Short task: Answer with one number: the count of lines in the listing below that hold the word "country".

Record set:
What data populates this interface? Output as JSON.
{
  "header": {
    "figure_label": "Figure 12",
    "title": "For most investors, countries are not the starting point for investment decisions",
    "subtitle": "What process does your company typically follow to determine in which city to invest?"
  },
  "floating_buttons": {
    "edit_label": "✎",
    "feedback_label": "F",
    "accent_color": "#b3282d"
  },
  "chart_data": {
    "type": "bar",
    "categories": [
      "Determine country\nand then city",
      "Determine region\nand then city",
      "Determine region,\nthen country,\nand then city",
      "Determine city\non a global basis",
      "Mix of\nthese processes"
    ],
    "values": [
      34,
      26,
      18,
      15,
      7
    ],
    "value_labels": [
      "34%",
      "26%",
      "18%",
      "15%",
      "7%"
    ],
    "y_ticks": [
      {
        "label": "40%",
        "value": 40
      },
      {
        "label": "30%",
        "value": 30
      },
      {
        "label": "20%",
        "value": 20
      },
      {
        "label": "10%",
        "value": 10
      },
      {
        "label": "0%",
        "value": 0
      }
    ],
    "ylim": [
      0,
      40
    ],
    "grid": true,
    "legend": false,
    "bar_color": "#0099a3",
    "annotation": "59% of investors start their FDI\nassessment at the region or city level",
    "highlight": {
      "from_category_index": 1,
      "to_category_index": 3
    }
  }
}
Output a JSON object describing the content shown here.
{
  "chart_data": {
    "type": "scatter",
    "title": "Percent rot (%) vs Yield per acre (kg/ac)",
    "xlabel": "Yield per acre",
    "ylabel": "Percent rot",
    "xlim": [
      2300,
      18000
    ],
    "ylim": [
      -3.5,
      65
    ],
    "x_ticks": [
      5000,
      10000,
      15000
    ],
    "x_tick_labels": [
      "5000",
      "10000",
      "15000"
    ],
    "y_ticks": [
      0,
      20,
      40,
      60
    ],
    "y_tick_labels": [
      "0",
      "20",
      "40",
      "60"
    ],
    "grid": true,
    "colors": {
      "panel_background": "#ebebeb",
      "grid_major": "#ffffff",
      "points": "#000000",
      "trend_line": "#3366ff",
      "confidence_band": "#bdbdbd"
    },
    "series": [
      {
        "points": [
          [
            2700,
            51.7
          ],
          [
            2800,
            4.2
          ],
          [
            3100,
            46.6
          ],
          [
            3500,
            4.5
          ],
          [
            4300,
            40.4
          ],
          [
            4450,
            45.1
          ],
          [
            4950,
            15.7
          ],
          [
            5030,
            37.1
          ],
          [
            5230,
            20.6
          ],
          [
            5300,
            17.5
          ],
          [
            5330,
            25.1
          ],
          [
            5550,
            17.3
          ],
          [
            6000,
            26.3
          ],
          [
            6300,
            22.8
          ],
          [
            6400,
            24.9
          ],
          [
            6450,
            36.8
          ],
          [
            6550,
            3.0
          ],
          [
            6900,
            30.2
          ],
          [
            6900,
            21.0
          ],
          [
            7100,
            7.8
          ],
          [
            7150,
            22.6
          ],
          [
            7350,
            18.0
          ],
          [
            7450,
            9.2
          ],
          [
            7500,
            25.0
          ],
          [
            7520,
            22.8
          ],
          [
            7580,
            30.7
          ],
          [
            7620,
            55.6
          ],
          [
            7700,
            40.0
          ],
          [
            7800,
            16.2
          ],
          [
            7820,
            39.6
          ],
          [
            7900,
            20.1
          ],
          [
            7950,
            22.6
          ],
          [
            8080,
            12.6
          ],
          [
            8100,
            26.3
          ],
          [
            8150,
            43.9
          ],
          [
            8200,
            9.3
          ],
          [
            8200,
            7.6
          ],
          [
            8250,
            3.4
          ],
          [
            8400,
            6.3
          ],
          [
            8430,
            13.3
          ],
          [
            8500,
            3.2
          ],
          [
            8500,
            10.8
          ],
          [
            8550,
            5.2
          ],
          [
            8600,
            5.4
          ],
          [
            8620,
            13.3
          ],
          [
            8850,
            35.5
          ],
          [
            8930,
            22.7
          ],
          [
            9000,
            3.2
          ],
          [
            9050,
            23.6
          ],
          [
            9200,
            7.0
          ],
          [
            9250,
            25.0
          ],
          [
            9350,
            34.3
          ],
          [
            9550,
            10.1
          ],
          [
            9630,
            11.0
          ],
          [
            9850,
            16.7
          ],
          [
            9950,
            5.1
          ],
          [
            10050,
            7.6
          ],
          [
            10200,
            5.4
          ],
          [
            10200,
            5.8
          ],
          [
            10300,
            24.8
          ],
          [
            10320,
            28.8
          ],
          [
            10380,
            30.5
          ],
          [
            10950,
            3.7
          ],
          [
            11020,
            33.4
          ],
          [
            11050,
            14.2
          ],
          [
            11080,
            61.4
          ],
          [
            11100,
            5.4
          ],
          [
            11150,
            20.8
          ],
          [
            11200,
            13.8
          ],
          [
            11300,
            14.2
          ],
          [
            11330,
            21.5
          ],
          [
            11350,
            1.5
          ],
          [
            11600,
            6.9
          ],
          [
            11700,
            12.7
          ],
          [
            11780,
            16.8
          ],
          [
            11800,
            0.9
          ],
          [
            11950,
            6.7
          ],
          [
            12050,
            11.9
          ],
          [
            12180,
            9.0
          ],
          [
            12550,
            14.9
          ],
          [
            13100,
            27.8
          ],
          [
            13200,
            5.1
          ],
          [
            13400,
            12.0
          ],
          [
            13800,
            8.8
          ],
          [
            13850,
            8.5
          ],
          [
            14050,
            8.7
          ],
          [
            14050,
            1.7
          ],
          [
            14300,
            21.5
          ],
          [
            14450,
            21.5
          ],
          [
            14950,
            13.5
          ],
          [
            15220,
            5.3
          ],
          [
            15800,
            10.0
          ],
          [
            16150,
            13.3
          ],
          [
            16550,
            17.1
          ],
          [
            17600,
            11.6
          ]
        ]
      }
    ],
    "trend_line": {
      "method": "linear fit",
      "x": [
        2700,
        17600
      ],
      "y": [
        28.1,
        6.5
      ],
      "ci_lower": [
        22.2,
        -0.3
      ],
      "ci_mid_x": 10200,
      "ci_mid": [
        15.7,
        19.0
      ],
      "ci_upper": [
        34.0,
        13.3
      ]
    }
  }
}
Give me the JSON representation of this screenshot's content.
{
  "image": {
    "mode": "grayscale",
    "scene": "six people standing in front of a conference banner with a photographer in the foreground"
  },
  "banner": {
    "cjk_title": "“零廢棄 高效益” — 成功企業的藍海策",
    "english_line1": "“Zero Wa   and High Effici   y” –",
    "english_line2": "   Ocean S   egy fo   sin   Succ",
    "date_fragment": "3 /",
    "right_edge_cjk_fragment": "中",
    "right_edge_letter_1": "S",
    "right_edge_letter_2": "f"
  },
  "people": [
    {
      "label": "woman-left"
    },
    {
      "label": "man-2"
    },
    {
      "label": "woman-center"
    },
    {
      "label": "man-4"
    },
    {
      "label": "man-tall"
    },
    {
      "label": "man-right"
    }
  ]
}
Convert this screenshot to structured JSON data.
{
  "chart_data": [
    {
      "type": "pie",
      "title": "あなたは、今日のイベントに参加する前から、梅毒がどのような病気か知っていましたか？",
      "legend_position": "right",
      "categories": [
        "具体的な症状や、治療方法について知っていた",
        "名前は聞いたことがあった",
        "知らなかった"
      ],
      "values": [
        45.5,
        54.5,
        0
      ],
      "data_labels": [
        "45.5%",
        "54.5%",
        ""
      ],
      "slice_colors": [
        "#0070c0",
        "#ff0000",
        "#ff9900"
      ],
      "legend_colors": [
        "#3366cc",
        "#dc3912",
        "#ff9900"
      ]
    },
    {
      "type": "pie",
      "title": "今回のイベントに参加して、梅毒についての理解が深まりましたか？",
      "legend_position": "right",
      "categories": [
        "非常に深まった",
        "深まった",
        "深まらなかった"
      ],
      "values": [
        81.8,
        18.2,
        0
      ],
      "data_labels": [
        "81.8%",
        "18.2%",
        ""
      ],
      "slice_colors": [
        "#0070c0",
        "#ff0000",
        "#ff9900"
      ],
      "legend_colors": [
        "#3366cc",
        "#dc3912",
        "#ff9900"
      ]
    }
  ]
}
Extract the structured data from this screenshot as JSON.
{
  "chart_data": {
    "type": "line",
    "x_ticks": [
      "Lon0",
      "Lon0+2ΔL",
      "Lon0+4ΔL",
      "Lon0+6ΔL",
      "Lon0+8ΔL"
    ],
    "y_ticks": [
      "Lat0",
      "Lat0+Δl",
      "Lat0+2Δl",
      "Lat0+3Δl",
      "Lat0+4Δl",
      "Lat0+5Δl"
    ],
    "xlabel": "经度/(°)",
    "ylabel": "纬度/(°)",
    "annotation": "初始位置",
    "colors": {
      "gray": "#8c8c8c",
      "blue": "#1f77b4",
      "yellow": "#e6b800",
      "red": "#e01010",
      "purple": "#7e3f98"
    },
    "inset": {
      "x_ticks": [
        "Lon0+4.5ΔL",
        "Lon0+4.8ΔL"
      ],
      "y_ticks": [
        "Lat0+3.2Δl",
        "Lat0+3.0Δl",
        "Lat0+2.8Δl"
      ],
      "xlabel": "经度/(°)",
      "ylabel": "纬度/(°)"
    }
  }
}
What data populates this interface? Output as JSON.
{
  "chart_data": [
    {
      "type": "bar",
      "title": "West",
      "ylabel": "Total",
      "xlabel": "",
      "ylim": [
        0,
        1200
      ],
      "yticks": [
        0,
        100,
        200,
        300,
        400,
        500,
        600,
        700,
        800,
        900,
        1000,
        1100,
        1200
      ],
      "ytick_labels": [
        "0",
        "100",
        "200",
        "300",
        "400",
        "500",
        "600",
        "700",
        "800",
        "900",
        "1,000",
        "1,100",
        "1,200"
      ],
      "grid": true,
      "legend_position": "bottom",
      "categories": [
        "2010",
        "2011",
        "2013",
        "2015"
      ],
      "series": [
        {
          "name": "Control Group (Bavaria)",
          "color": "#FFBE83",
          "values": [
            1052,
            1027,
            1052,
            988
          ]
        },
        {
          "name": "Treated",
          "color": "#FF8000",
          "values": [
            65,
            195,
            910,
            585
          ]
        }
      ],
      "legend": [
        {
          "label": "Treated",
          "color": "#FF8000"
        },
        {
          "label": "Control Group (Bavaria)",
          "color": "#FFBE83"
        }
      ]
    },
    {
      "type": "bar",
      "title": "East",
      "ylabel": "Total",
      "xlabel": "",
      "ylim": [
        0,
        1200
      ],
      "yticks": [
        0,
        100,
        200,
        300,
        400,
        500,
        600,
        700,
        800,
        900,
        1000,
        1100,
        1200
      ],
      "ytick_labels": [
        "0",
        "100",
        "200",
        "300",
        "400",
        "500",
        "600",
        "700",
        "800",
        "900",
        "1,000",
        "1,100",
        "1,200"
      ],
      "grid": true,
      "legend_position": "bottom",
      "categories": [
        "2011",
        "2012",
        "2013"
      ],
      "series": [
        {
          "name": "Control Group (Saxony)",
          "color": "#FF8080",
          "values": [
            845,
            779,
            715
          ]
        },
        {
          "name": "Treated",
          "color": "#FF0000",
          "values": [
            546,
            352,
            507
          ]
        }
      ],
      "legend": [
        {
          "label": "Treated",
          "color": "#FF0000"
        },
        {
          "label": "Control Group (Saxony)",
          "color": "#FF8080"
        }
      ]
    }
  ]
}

Reply to the task: 2